↓↓↓

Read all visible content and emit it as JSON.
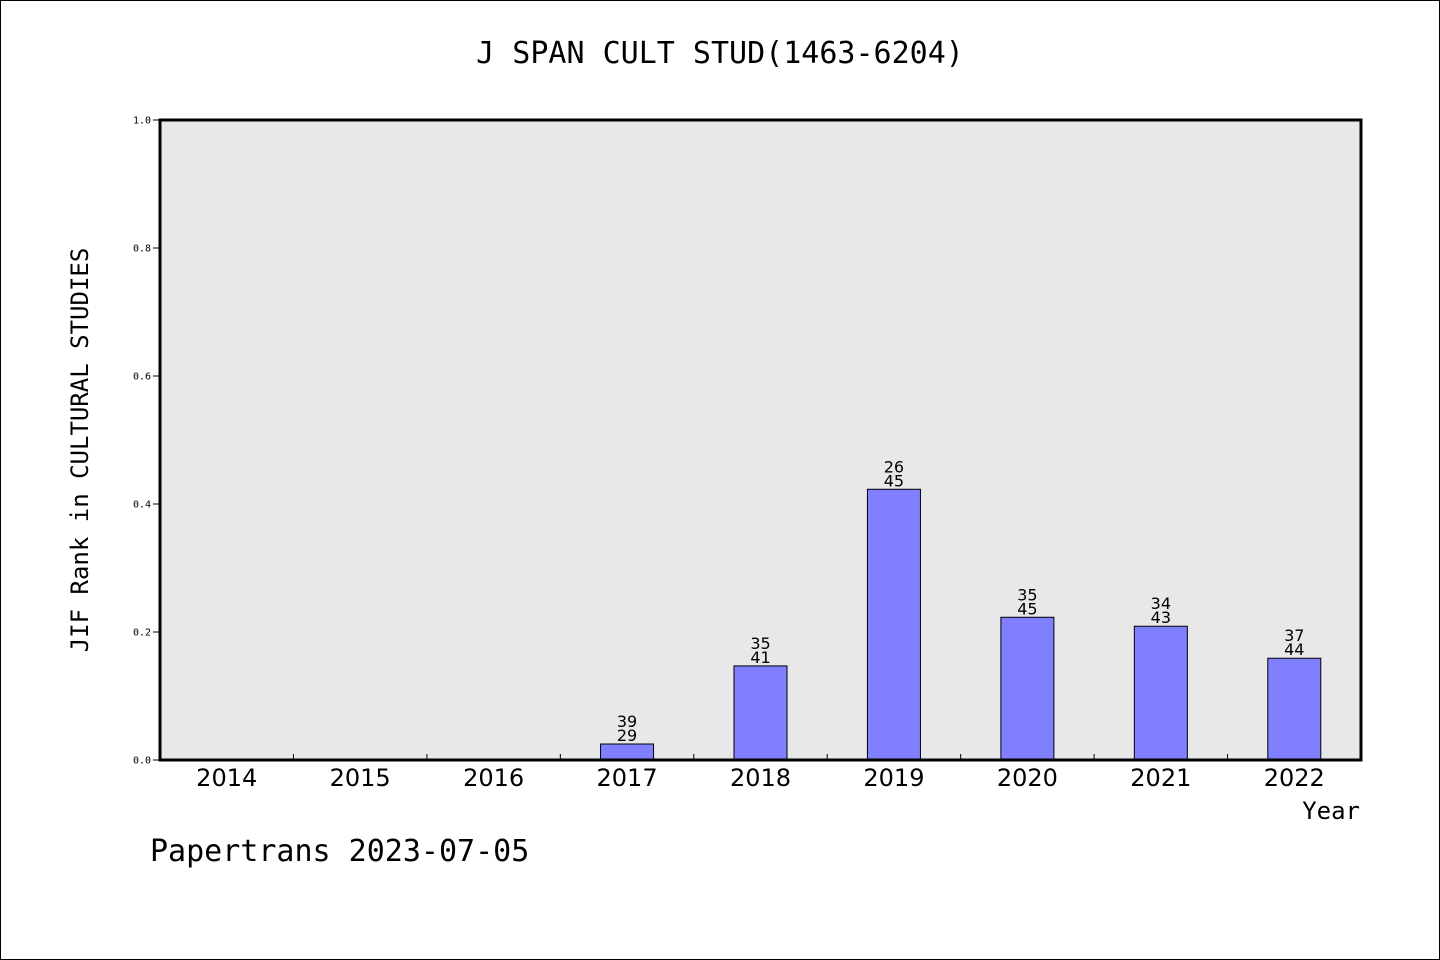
{
  "chart_data": {
    "type": "bar",
    "title": "J SPAN CULT STUD(1463-6204)",
    "xlabel": "Year",
    "ylabel": "JIF Rank in CULTURAL STUDIES",
    "ylim": [
      0,
      1.0
    ],
    "yticks": [
      "0.0",
      "0.2",
      "0.4",
      "0.6",
      "0.8",
      "1.0"
    ],
    "categories": [
      "2014",
      "2015",
      "2016",
      "2017",
      "2018",
      "2019",
      "2020",
      "2021",
      "2022"
    ],
    "values": [
      null,
      null,
      null,
      0.025,
      0.147,
      0.423,
      0.223,
      0.209,
      0.159
    ],
    "labels": [
      null,
      null,
      null,
      [
        "39",
        "29"
      ],
      [
        "35",
        "41"
      ],
      [
        "26",
        "45"
      ],
      [
        "35",
        "45"
      ],
      [
        "34",
        "43"
      ],
      [
        "37",
        "44"
      ]
    ],
    "grid": false,
    "colors": {
      "bar": "#8080ff",
      "plot_bg": "#e8e8e8"
    }
  },
  "footer": "Papertrans 2023-07-05"
}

↑↑↑

> [Request]:
Leave out the pictures and print every line of the data exactly.

> [Answer for this exercise]:
Read all visible content and emit it as JSON.
{
  "chart_data": {
    "type": "bar",
    "title": "J SPAN CULT STUD(1463-6204)",
    "xlabel": "Year",
    "ylabel": "JIF Rank in CULTURAL STUDIES",
    "ylim": [
      0,
      1.0
    ],
    "yticks": [
      "0.0",
      "0.2",
      "0.4",
      "0.6",
      "0.8",
      "1.0"
    ],
    "categories": [
      "2014",
      "2015",
      "2016",
      "2017",
      "2018",
      "2019",
      "2020",
      "2021",
      "2022"
    ],
    "values": [
      null,
      null,
      null,
      0.025,
      0.147,
      0.423,
      0.223,
      0.209,
      0.159
    ],
    "labels": [
      null,
      null,
      null,
      [
        "39",
        "29"
      ],
      [
        "35",
        "41"
      ],
      [
        "26",
        "45"
      ],
      [
        "35",
        "45"
      ],
      [
        "34",
        "43"
      ],
      [
        "37",
        "44"
      ]
    ],
    "grid": false,
    "colors": {
      "bar": "#8080ff",
      "plot_bg": "#e8e8e8"
    }
  },
  "footer": "Papertrans 2023-07-05"
}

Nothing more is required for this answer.